__Saved data entries__
**********

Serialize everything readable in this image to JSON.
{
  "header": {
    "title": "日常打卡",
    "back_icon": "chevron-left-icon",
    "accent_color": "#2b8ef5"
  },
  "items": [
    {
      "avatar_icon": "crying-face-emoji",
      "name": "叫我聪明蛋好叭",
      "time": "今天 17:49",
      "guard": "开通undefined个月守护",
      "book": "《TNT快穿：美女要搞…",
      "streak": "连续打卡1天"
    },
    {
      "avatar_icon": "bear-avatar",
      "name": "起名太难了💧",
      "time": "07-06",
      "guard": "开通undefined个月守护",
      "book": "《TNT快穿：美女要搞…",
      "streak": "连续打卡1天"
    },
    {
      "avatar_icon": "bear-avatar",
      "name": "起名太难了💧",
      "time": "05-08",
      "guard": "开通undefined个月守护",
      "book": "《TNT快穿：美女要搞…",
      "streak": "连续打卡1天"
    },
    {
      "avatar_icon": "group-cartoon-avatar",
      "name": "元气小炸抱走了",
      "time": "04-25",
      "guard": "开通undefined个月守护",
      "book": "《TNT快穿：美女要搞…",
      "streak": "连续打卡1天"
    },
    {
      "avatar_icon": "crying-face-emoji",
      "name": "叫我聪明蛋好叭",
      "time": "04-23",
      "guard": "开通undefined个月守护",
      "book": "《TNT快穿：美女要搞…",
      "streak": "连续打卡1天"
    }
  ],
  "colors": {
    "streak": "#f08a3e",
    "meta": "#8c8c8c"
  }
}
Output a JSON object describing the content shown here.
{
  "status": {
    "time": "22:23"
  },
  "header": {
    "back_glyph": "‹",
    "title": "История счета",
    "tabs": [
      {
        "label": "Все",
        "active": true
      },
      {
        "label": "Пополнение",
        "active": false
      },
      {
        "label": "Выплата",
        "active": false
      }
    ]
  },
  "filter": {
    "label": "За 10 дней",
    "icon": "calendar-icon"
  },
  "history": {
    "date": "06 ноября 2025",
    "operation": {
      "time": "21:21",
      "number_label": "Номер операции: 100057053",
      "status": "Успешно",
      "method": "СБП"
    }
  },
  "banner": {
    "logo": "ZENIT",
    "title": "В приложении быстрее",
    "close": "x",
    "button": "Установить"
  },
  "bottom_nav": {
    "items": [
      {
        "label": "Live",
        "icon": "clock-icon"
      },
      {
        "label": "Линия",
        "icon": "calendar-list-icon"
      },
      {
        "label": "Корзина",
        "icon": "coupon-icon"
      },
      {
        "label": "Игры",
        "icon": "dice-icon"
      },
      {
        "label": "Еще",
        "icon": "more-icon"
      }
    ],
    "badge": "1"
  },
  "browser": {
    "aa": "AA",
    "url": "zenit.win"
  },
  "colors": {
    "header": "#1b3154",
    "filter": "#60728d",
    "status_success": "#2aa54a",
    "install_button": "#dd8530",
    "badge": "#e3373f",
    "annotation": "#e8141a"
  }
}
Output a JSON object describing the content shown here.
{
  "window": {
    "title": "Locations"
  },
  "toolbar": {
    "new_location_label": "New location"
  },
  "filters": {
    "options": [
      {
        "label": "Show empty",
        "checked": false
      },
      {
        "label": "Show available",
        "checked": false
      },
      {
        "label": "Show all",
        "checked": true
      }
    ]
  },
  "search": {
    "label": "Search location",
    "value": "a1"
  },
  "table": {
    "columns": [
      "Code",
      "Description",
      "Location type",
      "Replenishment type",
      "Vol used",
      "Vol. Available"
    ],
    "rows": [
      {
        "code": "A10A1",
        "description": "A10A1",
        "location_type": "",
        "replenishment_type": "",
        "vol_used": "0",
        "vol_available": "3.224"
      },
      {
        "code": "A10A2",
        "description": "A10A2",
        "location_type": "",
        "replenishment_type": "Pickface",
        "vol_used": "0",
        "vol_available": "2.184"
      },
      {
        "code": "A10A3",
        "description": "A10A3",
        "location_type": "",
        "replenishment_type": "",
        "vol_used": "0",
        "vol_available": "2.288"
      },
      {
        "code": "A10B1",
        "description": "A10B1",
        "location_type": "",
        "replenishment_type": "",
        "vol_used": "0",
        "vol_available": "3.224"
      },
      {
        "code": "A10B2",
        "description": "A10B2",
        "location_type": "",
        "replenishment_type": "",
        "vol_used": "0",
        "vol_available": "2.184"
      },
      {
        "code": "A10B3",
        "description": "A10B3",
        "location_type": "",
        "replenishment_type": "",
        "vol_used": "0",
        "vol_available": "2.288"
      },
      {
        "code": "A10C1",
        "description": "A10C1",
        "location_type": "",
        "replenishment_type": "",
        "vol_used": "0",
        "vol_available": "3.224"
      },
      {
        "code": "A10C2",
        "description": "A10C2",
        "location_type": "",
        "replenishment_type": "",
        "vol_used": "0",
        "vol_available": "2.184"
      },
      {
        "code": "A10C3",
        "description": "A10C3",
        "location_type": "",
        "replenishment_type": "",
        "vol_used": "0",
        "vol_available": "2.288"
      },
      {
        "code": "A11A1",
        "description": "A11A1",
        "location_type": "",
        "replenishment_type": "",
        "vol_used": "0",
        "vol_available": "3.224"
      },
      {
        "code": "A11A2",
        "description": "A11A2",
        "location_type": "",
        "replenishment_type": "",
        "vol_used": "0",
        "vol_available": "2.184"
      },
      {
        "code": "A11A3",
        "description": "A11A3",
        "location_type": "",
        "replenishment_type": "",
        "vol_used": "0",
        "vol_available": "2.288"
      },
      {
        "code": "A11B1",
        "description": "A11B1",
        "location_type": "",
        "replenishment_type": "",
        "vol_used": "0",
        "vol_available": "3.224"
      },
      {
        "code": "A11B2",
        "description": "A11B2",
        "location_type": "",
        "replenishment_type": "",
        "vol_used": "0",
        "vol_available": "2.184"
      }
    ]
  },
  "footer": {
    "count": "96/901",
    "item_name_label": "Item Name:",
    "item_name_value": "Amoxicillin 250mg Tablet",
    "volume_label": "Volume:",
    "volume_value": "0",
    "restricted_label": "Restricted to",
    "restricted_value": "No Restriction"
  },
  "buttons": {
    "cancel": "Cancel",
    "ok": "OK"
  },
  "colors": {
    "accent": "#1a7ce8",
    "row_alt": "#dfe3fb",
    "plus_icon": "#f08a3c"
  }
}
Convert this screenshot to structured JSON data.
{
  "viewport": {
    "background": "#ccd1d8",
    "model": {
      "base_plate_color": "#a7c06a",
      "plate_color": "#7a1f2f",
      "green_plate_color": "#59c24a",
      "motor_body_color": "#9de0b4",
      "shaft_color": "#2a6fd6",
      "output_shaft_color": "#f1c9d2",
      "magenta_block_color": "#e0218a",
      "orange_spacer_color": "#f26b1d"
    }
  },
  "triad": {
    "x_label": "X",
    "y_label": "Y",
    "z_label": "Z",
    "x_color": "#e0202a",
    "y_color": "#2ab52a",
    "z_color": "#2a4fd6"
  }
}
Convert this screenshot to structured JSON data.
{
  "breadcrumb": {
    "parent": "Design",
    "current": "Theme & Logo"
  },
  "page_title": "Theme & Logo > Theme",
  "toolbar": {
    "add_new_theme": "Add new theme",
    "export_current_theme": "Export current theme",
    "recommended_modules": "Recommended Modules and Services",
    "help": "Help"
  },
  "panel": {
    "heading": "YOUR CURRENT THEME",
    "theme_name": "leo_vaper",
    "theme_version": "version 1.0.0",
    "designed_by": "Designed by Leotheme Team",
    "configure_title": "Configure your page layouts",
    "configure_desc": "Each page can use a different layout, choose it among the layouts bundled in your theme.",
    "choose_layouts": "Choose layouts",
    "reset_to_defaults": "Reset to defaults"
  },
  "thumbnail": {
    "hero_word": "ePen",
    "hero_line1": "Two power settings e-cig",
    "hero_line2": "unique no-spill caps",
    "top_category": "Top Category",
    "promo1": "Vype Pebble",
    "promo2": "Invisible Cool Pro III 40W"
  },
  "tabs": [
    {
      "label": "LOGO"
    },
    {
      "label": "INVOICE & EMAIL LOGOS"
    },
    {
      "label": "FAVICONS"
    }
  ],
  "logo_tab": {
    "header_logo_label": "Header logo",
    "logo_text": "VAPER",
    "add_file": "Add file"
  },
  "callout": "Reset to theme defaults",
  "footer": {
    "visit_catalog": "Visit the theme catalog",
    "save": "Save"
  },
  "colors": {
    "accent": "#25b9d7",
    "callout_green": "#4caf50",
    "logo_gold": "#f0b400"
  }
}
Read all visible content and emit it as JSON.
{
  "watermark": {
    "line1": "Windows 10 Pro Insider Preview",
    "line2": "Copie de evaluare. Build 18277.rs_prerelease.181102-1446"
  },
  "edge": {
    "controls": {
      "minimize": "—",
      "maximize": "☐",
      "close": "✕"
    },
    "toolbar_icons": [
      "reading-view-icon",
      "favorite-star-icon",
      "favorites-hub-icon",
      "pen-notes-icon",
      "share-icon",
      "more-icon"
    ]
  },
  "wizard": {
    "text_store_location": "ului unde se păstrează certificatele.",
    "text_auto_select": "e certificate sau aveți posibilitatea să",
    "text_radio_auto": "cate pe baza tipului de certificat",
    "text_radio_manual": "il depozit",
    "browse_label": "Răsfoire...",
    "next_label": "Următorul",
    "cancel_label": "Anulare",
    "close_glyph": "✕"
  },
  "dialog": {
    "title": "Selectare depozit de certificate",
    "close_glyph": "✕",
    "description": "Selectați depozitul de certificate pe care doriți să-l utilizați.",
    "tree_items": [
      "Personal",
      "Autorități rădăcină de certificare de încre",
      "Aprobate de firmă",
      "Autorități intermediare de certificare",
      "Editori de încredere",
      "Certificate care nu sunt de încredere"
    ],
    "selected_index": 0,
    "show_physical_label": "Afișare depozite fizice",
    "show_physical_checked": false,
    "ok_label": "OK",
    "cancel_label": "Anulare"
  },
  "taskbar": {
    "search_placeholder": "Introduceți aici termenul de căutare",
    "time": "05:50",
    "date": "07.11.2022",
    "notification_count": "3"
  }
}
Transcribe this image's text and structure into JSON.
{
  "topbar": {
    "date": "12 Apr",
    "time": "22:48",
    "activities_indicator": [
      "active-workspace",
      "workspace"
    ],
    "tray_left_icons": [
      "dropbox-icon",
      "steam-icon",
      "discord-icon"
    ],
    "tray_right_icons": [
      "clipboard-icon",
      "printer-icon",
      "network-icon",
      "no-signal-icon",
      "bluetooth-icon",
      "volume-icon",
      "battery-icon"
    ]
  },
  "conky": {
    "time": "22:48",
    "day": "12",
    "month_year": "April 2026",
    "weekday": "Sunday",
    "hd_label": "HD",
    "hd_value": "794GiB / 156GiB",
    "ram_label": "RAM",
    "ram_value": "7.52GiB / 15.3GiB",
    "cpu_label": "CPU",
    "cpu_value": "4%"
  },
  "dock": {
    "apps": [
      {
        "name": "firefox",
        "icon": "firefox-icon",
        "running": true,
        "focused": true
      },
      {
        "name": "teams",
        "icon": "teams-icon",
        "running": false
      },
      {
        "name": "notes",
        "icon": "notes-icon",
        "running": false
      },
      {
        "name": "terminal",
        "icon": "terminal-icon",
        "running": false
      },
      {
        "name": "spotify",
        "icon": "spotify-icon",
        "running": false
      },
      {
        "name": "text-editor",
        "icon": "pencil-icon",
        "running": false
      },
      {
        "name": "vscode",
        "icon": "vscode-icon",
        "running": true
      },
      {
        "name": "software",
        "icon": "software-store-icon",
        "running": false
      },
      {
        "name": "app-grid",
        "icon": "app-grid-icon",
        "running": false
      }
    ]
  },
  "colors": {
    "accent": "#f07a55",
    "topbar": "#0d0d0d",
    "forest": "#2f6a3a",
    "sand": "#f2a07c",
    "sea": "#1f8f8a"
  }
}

**********

__Exercise__
Go through the records above and copy every line with the word "date".

__Solution to this exercise__
    "date": "06 ноября 2025",
    "date": "07.11.2022",
    "date": "12 Apr",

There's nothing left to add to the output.